> **Given exercise**: In the data, extract each line that holds the string "hotels".

Stored entries
┄┄┄┄┄┄┄┄┄┄

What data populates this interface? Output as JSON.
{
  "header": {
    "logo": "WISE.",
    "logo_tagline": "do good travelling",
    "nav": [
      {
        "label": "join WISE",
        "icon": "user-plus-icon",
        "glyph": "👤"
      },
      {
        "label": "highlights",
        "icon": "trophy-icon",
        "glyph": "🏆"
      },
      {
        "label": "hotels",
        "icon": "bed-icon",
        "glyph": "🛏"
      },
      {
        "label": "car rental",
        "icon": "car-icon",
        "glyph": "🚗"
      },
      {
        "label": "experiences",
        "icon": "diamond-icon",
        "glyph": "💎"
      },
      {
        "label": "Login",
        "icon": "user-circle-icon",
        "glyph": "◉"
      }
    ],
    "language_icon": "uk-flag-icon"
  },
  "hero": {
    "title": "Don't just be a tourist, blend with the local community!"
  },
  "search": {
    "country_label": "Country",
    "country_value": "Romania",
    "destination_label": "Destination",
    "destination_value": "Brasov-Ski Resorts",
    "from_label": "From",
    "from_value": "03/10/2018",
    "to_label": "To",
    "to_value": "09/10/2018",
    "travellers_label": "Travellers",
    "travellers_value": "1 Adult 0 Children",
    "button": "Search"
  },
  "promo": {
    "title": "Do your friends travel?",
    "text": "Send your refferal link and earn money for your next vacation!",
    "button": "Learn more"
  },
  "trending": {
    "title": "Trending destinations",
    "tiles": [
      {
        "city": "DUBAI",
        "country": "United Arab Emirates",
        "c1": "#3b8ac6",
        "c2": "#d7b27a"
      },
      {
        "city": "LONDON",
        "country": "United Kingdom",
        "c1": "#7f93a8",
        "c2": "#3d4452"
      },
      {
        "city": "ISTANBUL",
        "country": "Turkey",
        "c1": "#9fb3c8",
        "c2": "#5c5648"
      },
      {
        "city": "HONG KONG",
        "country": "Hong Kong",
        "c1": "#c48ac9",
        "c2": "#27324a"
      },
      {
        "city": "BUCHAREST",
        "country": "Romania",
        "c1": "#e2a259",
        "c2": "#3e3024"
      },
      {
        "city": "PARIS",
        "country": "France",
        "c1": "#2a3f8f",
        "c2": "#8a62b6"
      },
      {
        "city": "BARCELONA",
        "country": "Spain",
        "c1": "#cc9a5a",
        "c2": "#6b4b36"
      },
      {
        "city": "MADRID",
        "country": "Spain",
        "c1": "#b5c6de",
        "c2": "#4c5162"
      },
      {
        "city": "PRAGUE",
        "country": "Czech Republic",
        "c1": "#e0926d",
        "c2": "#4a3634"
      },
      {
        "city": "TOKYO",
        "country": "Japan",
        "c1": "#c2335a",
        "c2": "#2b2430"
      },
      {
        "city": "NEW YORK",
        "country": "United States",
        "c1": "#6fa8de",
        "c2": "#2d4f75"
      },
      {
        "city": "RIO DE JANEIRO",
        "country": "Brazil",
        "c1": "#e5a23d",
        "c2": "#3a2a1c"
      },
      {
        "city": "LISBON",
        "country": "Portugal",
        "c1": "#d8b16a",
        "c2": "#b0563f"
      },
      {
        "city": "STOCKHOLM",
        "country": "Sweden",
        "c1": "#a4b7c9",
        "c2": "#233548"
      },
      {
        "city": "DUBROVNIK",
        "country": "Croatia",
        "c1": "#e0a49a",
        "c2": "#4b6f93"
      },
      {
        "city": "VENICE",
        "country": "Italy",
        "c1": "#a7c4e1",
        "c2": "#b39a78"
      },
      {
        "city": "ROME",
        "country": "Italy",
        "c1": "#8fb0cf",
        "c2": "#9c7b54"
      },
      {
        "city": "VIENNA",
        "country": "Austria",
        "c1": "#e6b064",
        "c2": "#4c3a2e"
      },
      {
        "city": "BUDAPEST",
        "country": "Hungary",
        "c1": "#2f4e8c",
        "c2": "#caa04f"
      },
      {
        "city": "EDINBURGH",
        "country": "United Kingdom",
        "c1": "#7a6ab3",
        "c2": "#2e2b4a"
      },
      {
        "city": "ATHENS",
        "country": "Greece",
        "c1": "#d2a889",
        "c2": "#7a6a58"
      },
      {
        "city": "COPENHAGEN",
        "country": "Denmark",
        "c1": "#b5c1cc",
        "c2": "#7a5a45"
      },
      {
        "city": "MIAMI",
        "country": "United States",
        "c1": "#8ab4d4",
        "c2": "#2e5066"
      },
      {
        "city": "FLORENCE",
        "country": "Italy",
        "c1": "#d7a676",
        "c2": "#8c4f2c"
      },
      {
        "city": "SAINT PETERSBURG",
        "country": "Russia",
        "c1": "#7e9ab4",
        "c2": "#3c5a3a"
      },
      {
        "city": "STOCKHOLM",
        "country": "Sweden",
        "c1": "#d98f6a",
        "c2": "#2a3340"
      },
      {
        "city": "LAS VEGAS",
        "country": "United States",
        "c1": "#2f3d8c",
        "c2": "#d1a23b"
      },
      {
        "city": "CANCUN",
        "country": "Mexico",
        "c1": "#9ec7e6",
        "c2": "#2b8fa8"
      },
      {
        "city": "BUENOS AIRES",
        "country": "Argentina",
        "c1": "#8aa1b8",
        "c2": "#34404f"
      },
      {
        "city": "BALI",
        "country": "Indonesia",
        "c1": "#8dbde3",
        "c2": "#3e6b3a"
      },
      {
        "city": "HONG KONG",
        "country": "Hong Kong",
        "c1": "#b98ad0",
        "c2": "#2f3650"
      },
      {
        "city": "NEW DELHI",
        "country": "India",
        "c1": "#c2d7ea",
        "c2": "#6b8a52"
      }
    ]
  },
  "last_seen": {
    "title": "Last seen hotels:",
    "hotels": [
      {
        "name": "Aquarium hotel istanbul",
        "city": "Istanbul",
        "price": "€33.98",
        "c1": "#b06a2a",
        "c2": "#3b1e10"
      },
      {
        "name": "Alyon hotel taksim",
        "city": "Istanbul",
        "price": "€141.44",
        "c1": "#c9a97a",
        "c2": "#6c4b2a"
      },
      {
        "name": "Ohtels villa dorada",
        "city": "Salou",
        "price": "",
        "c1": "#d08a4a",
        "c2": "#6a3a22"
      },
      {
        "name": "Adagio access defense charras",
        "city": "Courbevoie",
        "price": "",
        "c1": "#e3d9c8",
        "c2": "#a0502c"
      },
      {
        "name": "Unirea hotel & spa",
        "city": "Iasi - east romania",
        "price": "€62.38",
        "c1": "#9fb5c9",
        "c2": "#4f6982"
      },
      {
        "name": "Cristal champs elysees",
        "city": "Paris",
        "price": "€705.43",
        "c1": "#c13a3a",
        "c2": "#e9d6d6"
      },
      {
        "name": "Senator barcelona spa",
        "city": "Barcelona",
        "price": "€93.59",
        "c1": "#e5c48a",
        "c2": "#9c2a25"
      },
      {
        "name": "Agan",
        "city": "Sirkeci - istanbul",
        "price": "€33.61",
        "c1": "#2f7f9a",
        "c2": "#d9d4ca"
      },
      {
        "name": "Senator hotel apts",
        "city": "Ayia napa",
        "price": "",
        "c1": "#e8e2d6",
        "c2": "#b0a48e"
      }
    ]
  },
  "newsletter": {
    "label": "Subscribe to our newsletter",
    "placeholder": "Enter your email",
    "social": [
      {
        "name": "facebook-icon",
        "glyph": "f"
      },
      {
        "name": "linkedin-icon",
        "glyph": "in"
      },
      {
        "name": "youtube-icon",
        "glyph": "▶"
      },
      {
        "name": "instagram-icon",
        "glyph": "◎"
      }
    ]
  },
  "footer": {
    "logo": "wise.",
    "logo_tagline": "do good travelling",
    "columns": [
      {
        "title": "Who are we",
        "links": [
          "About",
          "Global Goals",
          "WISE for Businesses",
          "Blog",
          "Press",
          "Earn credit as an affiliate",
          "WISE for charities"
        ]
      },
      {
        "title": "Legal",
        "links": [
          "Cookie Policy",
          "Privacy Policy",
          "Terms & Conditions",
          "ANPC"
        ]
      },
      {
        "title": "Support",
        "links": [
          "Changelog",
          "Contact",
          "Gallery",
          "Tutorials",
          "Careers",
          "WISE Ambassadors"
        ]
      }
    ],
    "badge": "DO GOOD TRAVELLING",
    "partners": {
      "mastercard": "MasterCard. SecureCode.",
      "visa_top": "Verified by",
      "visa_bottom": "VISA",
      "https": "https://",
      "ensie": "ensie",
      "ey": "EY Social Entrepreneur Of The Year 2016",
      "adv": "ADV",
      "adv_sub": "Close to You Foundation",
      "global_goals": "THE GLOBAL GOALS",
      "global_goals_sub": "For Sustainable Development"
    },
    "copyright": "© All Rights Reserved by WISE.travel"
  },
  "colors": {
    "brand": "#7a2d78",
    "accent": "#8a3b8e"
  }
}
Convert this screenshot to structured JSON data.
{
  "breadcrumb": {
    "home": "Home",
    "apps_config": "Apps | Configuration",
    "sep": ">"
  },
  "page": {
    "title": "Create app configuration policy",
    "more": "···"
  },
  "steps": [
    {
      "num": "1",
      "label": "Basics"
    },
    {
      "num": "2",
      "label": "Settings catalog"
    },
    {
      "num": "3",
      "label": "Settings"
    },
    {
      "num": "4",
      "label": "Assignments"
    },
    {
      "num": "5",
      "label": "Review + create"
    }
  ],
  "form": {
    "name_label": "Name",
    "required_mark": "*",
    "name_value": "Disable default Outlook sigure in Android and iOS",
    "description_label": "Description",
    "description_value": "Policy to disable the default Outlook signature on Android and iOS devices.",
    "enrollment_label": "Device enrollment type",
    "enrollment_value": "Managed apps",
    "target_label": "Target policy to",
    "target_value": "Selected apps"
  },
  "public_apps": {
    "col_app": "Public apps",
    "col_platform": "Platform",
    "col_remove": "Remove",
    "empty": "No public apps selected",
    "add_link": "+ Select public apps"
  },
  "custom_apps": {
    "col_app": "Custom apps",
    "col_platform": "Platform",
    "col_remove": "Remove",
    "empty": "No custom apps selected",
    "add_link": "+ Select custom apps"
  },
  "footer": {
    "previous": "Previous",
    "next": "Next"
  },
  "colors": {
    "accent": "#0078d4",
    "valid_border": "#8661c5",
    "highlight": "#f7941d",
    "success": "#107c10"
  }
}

┄┄┄┄┄┄┄┄┄┄

> **Written reply**:
        "label": "hotels",
    "title": "Last seen hotels:",
    "hotels": [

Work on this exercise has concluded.